Page text:
━━━━━━━━

A Meissen group of Scaramouche and Columbine, circa 1741
Modelled by J.J. Kaendler, Scaramouche wearing a black hat, pale pink tunic patterned with playing cards and blue breeches, embracing Columbine holding a birdcage and wearing an iron-red bodice with black stomacher, yellow and black striped skirt and a white apron with stylised flowers, a leafy tree to the side, the base applied with leaves and flowers, 17.5cm high, faint traces of crossed swords mark in blue (chips and restoration to the leaves)
Provenance:
The Rosa Alba Collection of Meissen Porcelain
The group is recorded in Kaendler's Taxa:'Groupgen von 2 Figuren, bestehend, so einander umarmen, das Frauenzimmer aber hält in der lincken Hand einen Vogelgebauer' [group made up of 2 figures, embracing each other, the woman however holding a birdcage in her left arm].

━━━━━━━━

Record extracts:
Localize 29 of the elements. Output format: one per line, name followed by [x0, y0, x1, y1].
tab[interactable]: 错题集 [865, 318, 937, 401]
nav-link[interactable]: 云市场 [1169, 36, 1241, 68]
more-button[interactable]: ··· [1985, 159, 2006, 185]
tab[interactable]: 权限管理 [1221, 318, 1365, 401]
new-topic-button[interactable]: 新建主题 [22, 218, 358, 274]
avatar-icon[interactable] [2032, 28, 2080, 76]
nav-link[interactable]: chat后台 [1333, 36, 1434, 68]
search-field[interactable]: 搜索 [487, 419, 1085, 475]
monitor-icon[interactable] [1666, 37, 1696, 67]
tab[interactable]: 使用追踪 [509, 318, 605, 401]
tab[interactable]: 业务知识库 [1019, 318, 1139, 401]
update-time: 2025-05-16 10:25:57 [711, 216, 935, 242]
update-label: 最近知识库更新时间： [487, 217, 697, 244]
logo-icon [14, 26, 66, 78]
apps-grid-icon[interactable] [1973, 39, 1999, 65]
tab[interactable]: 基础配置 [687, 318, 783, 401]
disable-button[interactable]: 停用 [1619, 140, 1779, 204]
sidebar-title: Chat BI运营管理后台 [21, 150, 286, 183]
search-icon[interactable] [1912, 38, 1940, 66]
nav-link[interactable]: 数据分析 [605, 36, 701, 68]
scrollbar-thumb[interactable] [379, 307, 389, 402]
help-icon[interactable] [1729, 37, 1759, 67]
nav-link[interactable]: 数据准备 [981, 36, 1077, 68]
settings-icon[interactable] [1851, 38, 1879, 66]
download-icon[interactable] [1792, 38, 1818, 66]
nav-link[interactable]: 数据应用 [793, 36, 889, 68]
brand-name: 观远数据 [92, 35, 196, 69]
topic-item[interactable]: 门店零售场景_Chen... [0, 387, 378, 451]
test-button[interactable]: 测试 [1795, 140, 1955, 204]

━━━━━━━━

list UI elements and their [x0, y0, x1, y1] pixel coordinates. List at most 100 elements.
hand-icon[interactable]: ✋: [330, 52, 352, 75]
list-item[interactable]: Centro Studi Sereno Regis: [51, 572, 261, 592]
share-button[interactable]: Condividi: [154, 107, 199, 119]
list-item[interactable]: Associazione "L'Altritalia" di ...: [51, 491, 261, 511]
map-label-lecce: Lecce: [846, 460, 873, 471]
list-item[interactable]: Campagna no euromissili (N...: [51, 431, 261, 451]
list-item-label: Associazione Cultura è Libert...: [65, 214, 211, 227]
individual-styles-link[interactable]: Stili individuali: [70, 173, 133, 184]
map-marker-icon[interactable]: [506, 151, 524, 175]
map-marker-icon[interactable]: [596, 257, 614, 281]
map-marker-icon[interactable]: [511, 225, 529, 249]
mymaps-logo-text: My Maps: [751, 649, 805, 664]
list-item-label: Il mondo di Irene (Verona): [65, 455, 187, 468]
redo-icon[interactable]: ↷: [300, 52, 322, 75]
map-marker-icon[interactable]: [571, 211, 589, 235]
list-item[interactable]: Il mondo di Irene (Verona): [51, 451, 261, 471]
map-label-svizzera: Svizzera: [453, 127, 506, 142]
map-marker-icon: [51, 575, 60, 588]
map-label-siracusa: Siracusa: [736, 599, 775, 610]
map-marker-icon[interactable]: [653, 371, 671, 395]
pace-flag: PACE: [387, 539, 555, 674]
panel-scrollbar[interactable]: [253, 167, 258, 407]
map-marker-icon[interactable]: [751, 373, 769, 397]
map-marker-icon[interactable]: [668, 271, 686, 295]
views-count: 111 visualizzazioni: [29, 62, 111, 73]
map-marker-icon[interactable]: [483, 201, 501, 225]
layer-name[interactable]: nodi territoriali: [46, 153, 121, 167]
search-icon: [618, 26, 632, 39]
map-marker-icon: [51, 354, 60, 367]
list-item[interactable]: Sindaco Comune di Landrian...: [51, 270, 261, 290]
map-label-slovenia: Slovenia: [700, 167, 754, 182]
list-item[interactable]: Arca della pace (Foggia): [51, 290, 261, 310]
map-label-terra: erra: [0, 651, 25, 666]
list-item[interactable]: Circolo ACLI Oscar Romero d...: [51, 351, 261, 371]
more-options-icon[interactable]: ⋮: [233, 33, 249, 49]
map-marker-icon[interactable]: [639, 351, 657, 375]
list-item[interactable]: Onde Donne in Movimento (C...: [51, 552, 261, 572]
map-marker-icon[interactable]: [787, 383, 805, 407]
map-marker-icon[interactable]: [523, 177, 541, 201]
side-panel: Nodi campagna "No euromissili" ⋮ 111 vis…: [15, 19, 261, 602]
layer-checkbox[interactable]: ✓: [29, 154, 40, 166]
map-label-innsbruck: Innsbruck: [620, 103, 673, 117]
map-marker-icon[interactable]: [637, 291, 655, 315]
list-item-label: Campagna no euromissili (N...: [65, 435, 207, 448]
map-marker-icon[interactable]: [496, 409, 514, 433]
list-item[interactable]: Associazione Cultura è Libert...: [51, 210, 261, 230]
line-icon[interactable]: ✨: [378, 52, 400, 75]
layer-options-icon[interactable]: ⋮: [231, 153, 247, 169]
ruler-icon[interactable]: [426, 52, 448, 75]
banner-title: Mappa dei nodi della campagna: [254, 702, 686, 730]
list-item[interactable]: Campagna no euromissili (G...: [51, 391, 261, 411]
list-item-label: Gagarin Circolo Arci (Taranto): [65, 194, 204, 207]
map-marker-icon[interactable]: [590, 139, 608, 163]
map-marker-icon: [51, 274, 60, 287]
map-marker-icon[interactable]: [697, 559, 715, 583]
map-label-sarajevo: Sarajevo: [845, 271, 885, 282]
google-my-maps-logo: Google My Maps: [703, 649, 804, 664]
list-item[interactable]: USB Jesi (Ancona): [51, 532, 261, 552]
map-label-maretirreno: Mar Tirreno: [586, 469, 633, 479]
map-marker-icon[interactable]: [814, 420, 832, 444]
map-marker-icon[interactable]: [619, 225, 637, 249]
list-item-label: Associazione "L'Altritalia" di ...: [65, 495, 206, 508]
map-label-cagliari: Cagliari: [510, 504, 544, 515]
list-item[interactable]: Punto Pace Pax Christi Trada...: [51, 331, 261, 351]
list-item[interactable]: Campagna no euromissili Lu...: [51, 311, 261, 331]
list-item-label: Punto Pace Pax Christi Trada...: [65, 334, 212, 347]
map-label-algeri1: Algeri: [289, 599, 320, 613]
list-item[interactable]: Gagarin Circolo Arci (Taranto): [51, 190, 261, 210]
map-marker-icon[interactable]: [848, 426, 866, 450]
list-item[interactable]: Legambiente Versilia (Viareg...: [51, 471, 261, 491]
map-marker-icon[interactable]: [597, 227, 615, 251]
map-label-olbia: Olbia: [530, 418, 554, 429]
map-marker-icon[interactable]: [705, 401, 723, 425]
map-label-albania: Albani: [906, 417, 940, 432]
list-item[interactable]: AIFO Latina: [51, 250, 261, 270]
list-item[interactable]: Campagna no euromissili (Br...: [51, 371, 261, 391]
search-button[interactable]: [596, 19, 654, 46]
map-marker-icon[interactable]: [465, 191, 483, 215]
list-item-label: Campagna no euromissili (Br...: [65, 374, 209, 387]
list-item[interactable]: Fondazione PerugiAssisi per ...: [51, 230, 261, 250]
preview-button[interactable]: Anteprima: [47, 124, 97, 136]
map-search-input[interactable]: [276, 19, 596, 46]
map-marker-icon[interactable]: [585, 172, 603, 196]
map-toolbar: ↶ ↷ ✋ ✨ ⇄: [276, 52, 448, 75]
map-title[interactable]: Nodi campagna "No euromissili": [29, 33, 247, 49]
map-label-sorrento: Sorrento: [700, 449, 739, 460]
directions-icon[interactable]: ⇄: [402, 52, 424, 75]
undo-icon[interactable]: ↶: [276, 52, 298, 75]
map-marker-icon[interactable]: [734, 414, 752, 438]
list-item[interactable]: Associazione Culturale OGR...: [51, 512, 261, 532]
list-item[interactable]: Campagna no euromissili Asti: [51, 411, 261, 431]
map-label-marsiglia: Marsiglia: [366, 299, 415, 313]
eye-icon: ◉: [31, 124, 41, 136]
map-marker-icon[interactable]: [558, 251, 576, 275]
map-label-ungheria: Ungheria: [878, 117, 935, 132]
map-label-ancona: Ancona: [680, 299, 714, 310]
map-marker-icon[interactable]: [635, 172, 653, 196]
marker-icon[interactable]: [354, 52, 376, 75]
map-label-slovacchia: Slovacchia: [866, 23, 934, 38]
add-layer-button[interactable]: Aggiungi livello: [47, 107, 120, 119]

━━━━━━━━

Exercise requirements: Copy out the Meissen Scaramouche and Columbine description in full, word for word, keeping every line and mark of punctuation.

Final answer:
A Meissen group of Scaramouche and Columbine, circa 1741
Modelled by J.J. Kaendler, Scaramouche wearing a black hat, pale pink tunic patterned with playing cards and blue breeches, embracing Columbine holding a birdcage and wearing an iron-red bodice with black stomacher, yellow and black striped skirt and a white apron with stylised flowers, a leafy tree to the side, the base applied with leaves and flowers, 17.5cm high, faint traces of crossed swords mark in blue (chips and restoration to the leaves)
Provenance:
The Rosa Alba Collection of Meissen Porcelain
The group is recorded in Kaendler's Taxa:'Groupgen von 2 Figuren, bestehend, so einander umarmen, das Frauenzimmer aber hält in der lincken Hand einen Vogelgebauer' [group made up of 2 figures, embracing each other, the woman however holding a birdcage in her left arm].